**WHAT IS REQUIRED**
In the data below, find every line with the string "default" and pull it out.

— start of RECORDS SHOWN —

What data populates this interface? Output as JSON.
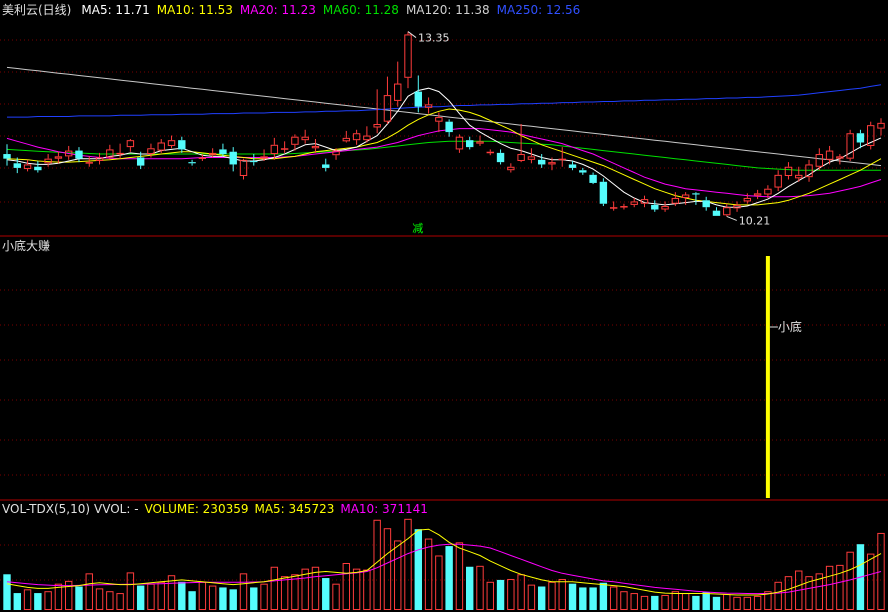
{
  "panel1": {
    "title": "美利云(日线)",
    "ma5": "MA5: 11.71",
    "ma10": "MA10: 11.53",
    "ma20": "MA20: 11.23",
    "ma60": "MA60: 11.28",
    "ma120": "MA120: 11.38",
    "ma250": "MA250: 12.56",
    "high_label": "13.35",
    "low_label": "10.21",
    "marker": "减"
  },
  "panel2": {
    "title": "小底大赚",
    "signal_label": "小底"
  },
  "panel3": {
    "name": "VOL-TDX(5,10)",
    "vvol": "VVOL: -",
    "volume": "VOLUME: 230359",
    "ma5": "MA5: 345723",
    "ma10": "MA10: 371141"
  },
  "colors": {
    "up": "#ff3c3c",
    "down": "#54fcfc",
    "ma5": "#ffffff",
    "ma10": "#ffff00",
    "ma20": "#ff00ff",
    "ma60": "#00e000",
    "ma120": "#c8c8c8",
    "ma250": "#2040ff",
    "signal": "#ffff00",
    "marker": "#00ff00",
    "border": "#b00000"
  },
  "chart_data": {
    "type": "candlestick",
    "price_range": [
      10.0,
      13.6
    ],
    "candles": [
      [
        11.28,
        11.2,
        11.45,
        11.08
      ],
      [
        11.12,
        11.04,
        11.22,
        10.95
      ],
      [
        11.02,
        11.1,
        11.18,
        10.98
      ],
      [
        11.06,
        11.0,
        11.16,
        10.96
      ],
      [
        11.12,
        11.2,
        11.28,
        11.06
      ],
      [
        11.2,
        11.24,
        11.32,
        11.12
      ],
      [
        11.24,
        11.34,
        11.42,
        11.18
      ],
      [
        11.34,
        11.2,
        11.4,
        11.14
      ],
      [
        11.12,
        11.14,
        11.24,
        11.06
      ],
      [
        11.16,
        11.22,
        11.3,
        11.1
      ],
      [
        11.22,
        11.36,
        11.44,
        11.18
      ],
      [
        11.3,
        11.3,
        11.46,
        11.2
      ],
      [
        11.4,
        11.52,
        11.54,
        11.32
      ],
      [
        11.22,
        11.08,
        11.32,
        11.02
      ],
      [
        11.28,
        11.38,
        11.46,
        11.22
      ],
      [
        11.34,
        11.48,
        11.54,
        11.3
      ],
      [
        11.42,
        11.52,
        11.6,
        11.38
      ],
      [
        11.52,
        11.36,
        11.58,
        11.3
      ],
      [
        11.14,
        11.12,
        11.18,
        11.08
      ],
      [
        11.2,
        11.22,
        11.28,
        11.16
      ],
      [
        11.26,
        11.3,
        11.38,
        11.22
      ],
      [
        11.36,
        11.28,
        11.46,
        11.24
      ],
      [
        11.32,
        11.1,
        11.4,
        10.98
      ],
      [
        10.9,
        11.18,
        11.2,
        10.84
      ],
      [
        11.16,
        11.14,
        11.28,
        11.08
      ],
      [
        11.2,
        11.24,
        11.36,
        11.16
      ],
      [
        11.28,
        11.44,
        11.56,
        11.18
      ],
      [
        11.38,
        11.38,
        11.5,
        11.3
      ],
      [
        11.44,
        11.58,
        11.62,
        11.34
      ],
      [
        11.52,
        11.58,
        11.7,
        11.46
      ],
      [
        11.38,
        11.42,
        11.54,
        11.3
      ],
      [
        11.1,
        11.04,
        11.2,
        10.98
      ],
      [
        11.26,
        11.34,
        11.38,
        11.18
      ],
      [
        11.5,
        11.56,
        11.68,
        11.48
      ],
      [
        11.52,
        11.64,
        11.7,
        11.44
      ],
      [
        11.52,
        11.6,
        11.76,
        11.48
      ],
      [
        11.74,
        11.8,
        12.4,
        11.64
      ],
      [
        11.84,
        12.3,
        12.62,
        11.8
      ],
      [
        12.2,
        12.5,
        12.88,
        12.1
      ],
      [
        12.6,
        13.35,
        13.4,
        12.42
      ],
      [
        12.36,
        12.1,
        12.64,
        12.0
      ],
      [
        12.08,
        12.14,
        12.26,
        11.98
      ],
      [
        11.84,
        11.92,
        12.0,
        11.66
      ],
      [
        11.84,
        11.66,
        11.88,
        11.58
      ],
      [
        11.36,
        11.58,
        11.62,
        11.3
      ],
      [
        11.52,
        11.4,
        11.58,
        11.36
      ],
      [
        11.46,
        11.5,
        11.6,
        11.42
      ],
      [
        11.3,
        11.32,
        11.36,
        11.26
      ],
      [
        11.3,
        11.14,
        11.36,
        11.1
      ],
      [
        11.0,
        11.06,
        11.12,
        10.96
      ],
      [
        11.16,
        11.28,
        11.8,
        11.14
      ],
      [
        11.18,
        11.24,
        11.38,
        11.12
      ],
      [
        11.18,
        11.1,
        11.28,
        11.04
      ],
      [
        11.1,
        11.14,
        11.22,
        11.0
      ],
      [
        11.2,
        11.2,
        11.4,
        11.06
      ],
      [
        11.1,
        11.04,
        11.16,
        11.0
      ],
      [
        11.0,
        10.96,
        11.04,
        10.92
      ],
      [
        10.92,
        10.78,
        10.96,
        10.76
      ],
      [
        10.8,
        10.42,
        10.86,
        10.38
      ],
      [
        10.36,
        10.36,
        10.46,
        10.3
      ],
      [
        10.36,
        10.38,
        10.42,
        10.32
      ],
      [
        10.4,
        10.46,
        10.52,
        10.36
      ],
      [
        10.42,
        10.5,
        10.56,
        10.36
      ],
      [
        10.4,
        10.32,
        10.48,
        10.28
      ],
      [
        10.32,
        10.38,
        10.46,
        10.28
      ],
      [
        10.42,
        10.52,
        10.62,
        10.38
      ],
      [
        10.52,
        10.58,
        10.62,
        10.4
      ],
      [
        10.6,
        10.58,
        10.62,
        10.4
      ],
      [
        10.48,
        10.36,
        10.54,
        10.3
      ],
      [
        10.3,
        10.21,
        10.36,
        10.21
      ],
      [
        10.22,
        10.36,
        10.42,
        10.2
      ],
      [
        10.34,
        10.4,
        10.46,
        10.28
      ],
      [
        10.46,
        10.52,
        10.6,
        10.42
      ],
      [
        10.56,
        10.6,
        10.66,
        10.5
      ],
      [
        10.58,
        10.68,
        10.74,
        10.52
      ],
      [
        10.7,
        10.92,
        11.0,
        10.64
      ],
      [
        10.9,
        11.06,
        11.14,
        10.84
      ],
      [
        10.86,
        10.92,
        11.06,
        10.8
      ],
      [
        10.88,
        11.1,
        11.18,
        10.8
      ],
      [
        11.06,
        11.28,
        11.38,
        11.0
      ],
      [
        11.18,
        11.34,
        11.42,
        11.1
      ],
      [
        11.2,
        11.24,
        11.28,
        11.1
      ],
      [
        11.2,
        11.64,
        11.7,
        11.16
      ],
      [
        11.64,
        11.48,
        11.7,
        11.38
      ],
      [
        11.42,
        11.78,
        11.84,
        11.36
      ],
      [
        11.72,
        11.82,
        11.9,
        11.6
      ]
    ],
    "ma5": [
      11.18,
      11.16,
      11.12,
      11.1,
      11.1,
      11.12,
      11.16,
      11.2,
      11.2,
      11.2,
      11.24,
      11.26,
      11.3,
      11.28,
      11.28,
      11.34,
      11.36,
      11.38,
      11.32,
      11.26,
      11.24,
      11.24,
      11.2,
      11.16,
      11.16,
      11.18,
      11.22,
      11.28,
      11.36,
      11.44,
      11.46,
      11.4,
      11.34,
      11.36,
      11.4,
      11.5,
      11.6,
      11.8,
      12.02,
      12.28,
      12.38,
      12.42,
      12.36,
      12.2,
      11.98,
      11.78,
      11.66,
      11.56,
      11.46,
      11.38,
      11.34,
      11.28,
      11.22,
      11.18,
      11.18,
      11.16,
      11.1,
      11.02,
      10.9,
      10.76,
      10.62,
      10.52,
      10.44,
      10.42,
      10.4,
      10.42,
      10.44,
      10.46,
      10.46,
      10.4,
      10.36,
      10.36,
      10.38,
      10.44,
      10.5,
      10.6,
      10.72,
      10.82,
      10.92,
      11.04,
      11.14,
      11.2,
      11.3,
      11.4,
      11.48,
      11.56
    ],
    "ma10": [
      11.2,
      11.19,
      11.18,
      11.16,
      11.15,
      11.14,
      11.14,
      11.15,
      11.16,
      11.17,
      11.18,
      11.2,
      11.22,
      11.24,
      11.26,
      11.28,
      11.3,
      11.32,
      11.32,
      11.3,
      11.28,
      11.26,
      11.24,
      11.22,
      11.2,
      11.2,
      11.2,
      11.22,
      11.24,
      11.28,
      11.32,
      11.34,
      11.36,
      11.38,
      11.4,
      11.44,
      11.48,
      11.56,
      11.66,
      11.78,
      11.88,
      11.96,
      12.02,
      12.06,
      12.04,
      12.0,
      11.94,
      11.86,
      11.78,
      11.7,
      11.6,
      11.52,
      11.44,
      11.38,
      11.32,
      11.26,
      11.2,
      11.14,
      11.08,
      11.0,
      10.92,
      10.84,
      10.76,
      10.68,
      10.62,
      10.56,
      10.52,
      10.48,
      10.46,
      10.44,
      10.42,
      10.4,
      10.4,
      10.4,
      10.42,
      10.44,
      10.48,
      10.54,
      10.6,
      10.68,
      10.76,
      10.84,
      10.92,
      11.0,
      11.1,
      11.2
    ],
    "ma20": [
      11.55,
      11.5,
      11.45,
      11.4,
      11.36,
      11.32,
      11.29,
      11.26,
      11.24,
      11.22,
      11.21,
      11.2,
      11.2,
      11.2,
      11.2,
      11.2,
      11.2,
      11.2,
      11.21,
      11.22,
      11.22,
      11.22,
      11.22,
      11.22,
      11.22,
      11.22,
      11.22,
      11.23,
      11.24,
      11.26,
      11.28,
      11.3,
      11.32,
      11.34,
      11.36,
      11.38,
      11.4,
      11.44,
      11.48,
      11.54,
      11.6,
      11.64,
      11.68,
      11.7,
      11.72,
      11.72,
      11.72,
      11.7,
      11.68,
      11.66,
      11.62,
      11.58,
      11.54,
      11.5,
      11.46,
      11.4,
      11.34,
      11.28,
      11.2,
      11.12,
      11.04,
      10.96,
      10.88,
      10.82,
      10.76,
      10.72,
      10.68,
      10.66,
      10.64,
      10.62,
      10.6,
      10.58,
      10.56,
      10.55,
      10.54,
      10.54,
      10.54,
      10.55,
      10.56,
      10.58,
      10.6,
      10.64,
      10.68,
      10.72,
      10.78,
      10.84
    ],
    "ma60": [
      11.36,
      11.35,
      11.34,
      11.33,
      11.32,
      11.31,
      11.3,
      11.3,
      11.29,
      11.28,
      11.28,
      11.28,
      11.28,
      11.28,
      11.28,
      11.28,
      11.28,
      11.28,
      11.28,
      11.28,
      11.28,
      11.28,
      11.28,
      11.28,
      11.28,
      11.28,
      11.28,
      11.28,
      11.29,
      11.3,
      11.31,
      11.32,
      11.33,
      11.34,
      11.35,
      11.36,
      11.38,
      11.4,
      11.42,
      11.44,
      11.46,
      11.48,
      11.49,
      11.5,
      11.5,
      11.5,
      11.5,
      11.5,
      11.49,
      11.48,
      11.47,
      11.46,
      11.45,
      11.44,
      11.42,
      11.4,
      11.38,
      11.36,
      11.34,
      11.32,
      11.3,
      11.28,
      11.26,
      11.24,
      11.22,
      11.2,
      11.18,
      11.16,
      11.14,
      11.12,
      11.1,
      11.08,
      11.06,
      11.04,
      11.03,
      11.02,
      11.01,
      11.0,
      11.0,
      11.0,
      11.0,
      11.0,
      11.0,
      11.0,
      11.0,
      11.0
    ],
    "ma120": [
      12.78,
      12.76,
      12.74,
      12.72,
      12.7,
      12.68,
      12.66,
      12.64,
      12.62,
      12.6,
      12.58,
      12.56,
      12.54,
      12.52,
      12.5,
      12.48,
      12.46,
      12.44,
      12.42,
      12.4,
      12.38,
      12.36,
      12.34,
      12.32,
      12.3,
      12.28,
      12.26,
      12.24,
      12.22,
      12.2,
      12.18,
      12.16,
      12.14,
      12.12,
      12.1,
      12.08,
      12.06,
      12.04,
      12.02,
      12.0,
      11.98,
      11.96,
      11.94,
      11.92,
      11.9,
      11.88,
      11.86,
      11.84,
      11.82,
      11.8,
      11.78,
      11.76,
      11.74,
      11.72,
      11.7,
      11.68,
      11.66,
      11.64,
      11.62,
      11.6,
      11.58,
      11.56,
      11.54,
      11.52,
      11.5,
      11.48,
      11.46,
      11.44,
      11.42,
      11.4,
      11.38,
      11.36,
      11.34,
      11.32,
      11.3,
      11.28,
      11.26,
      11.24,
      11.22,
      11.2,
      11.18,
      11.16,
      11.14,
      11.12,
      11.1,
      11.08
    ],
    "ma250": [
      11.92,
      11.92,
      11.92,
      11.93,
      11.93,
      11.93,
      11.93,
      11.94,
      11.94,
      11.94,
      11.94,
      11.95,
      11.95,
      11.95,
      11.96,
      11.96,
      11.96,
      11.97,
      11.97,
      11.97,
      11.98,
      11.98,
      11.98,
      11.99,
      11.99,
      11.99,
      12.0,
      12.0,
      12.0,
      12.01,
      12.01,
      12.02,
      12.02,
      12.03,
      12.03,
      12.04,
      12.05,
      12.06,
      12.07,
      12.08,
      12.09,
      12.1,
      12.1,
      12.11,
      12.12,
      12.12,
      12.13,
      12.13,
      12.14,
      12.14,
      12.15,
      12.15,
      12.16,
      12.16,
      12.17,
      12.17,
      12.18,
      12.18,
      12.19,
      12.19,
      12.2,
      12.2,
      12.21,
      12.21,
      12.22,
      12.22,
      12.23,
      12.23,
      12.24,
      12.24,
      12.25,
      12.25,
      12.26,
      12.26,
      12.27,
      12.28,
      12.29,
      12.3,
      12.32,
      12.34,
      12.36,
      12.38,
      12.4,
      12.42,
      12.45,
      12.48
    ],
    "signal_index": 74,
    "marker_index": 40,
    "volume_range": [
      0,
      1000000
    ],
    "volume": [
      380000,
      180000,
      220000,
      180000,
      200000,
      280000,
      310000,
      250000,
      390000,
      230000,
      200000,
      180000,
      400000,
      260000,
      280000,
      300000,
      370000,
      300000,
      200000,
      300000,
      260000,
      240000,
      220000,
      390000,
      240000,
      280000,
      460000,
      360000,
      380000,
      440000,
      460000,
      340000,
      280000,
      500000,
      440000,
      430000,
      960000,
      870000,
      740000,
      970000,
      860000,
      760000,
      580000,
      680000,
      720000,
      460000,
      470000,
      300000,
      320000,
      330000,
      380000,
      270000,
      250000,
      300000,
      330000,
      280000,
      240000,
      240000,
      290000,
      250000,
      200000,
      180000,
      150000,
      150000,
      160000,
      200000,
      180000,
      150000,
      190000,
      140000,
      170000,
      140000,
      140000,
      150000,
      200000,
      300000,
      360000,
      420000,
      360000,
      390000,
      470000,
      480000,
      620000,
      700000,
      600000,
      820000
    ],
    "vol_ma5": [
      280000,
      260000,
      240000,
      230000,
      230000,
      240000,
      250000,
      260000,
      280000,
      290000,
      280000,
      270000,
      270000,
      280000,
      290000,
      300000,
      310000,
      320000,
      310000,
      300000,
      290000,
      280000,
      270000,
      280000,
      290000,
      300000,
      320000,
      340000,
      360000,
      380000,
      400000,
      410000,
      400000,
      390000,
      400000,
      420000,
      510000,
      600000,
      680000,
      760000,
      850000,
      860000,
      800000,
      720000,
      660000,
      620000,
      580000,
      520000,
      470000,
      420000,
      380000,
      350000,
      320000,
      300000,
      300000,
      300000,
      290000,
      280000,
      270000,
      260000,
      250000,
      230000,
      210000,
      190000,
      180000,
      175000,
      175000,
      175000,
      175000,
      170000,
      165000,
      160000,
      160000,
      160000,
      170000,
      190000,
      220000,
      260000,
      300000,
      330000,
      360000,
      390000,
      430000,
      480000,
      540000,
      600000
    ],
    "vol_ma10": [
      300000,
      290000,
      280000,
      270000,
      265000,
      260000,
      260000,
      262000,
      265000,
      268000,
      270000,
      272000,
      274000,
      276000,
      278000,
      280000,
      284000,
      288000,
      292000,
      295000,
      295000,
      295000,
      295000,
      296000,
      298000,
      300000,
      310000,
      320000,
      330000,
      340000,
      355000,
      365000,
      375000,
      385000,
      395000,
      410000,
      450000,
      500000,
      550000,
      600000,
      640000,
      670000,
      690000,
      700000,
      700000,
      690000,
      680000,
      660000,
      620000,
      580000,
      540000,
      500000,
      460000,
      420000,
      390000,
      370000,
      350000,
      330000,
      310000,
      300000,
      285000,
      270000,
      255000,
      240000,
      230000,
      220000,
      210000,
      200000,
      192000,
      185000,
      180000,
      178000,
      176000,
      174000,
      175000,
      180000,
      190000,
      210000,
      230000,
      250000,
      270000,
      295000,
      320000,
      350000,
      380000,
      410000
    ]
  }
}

— end of RECORDS SHOWN —
— start of RECORDS SHOWN —

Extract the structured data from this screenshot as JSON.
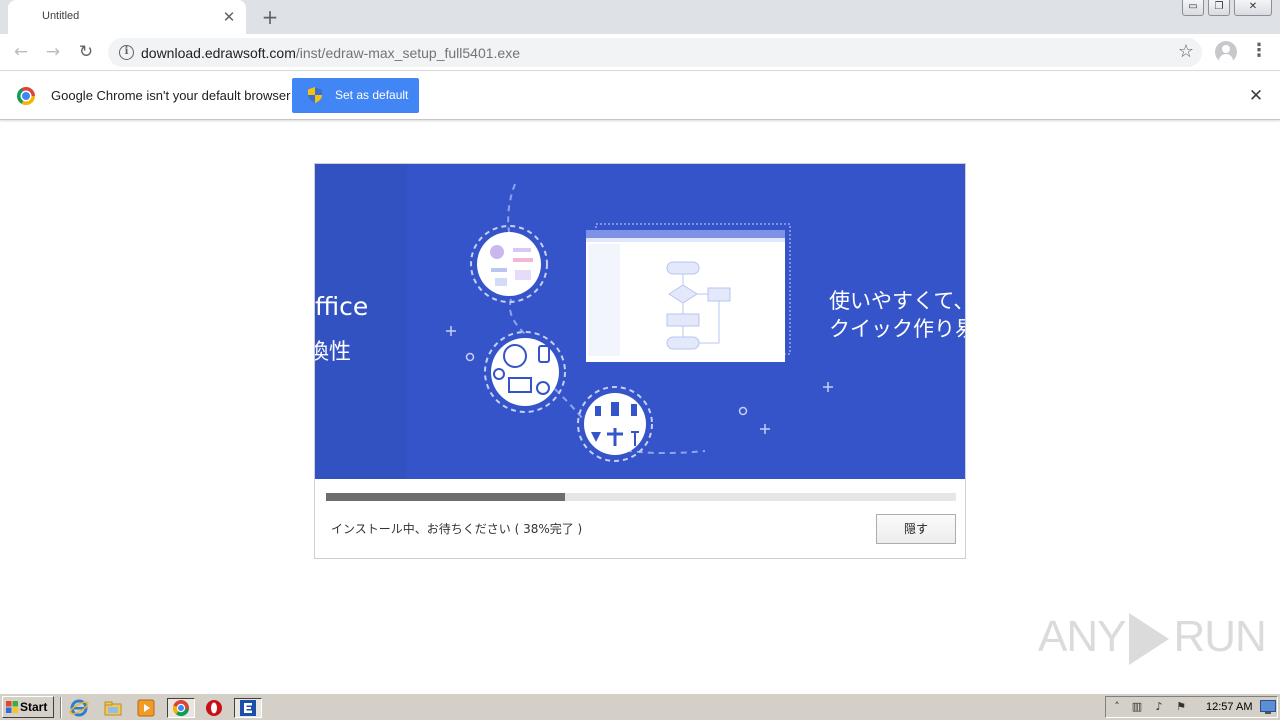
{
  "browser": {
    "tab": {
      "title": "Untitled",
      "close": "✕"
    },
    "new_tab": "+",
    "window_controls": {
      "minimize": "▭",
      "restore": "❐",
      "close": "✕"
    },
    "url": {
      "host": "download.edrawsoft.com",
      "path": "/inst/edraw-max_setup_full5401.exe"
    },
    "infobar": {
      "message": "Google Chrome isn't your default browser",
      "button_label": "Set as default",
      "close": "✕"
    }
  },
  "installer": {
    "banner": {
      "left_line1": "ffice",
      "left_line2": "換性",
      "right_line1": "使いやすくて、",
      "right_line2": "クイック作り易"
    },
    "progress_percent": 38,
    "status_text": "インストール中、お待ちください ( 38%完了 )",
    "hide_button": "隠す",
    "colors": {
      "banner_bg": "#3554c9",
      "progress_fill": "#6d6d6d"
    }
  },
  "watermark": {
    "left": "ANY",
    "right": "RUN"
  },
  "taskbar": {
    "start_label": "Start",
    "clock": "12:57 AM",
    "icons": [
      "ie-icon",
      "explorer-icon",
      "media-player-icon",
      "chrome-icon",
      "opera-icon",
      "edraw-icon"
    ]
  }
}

— end of RECORDS SHOWN —
— start of RECORDS SHOWN —

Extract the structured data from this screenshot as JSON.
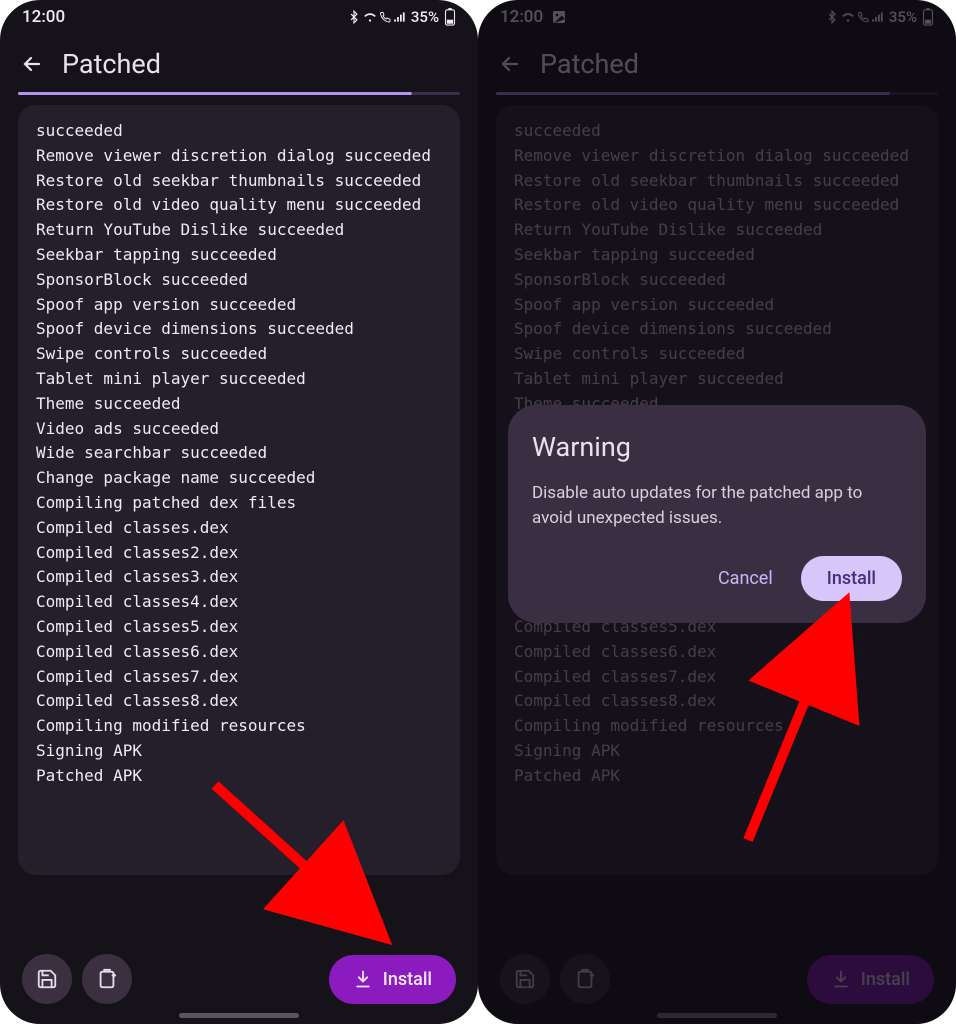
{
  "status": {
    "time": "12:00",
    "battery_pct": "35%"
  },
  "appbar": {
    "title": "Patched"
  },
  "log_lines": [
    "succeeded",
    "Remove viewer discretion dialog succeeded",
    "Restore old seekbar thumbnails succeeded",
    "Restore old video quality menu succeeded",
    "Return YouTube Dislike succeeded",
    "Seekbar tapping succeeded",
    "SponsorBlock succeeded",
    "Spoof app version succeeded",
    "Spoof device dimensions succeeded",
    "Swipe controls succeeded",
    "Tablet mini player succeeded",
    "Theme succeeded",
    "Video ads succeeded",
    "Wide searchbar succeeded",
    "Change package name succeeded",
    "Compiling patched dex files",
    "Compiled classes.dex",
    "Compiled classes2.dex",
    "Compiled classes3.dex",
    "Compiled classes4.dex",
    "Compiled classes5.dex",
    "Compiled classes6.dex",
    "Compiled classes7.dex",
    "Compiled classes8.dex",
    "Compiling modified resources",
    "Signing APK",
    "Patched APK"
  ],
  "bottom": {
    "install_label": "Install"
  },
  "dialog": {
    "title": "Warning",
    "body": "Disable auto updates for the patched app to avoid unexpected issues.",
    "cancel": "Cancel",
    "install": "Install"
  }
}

— end of RECORDS SHOWN —

**COMPLETE ANSWER**
      "message": "Google Chrome isn't your default browser",
      "button_label": "Set as default",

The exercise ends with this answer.